■ **What you are asked to do**
Each line that follows should be printed again exactly as it stands.
+ + + + +
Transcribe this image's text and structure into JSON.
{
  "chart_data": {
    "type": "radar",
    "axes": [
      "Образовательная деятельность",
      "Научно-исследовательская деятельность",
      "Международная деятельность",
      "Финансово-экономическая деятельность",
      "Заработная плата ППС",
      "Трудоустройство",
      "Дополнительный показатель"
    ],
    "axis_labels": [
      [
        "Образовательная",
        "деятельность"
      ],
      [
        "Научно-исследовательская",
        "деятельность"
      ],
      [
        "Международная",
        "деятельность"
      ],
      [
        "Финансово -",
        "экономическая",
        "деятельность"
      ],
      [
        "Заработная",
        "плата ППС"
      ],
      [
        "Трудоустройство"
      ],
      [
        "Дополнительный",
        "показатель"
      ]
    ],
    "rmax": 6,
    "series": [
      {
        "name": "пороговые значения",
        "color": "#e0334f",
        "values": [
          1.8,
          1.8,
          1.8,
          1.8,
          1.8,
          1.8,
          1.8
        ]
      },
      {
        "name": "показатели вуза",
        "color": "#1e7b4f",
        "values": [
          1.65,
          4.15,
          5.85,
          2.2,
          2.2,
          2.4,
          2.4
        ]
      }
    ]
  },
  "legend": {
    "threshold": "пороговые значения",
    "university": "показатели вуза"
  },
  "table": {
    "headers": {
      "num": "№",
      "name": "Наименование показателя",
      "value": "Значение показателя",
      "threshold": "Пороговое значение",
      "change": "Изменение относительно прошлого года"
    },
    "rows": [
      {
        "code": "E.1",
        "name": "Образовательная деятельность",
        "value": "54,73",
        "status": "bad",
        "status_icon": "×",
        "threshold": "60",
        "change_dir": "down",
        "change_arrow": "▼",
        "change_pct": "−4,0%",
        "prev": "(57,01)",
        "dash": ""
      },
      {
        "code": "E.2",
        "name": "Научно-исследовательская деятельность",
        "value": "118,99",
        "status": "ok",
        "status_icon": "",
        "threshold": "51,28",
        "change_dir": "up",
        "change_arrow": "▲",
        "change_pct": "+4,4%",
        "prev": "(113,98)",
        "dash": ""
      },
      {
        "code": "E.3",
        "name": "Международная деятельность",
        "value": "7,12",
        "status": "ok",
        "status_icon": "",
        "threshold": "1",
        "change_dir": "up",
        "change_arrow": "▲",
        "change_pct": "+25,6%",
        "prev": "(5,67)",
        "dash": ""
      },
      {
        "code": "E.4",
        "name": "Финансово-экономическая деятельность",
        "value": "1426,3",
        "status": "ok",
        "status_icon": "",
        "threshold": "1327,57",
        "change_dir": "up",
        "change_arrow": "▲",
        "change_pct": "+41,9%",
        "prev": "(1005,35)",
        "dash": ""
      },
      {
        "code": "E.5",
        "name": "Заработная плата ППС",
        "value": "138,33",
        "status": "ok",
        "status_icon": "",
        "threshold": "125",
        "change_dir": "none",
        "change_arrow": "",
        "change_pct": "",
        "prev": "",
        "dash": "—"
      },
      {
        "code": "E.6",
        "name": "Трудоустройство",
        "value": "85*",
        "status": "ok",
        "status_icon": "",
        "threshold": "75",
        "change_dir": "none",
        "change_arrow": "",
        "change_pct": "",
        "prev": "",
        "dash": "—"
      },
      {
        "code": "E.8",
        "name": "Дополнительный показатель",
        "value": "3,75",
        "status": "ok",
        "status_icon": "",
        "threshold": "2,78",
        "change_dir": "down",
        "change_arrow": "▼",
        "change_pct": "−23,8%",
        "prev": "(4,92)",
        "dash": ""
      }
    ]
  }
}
+ + + + +
■ **Written response**
Transcribe this image's text and structure into JSON.
{
  "chart_data": {
    "type": "radar",
    "axes": [
      "Образовательная деятельность",
      "Научно-исследовательская деятельность",
      "Международная деятельность",
      "Финансово-экономическая деятельность",
      "Заработная плата ППС",
      "Трудоустройство",
      "Дополнительный показатель"
    ],
    "axis_labels": [
      [
        "Образовательная",
        "деятельность"
      ],
      [
        "Научно-исследовательская",
        "деятельность"
      ],
      [
        "Международная",
        "деятельность"
      ],
      [
        "Финансово -",
        "экономическая",
        "деятельность"
      ],
      [
        "Заработная",
        "плата ППС"
      ],
      [
        "Трудоустройство"
      ],
      [
        "Дополнительный",
        "показатель"
      ]
    ],
    "rmax": 6,
    "series": [
      {
        "name": "пороговые значения",
        "color": "#e0334f",
        "values": [
          1.8,
          1.8,
          1.8,
          1.8,
          1.8,
          1.8,
          1.8
        ]
      },
      {
        "name": "показатели вуза",
        "color": "#1e7b4f",
        "values": [
          1.65,
          4.15,
          5.85,
          2.2,
          2.2,
          2.4,
          2.4
        ]
      }
    ]
  },
  "legend": {
    "threshold": "пороговые значения",
    "university": "показатели вуза"
  },
  "table": {
    "headers": {
      "num": "№",
      "name": "Наименование показателя",
      "value": "Значение показателя",
      "threshold": "Пороговое значение",
      "change": "Изменение относительно прошлого года"
    },
    "rows": [
      {
        "code": "E.1",
        "name": "Образовательная деятельность",
        "value": "54,73",
        "status": "bad",
        "status_icon": "×",
        "threshold": "60",
        "change_dir": "down",
        "change_arrow": "▼",
        "change_pct": "−4,0%",
        "prev": "(57,01)",
        "dash": ""
      },
      {
        "code": "E.2",
        "name": "Научно-исследовательская деятельность",
        "value": "118,99",
        "status": "ok",
        "status_icon": "",
        "threshold": "51,28",
        "change_dir": "up",
        "change_arrow": "▲",
        "change_pct": "+4,4%",
        "prev": "(113,98)",
        "dash": ""
      },
      {
        "code": "E.3",
        "name": "Международная деятельность",
        "value": "7,12",
        "status": "ok",
        "status_icon": "",
        "threshold": "1",
        "change_dir": "up",
        "change_arrow": "▲",
        "change_pct": "+25,6%",
        "prev": "(5,67)",
        "dash": ""
      },
      {
        "code": "E.4",
        "name": "Финансово-экономическая деятельность",
        "value": "1426,3",
        "status": "ok",
        "status_icon": "",
        "threshold": "1327,57",
        "change_dir": "up",
        "change_arrow": "▲",
        "change_pct": "+41,9%",
        "prev": "(1005,35)",
        "dash": ""
      },
      {
        "code": "E.5",
        "name": "Заработная плата ППС",
        "value": "138,33",
        "status": "ok",
        "status_icon": "",
        "threshold": "125",
        "change_dir": "none",
        "change_arrow": "",
        "change_pct": "",
        "prev": "",
        "dash": "—"
      },
      {
        "code": "E.6",
        "name": "Трудоустройство",
        "value": "85*",
        "status": "ok",
        "status_icon": "",
        "threshold": "75",
        "change_dir": "none",
        "change_arrow": "",
        "change_pct": "",
        "prev": "",
        "dash": "—"
      },
      {
        "code": "E.8",
        "name": "Дополнительный показатель",
        "value": "3,75",
        "status": "ok",
        "status_icon": "",
        "threshold": "2,78",
        "change_dir": "down",
        "change_arrow": "▼",
        "change_pct": "−23,8%",
        "prev": "(4,92)",
        "dash": ""
      }
    ]
  }
}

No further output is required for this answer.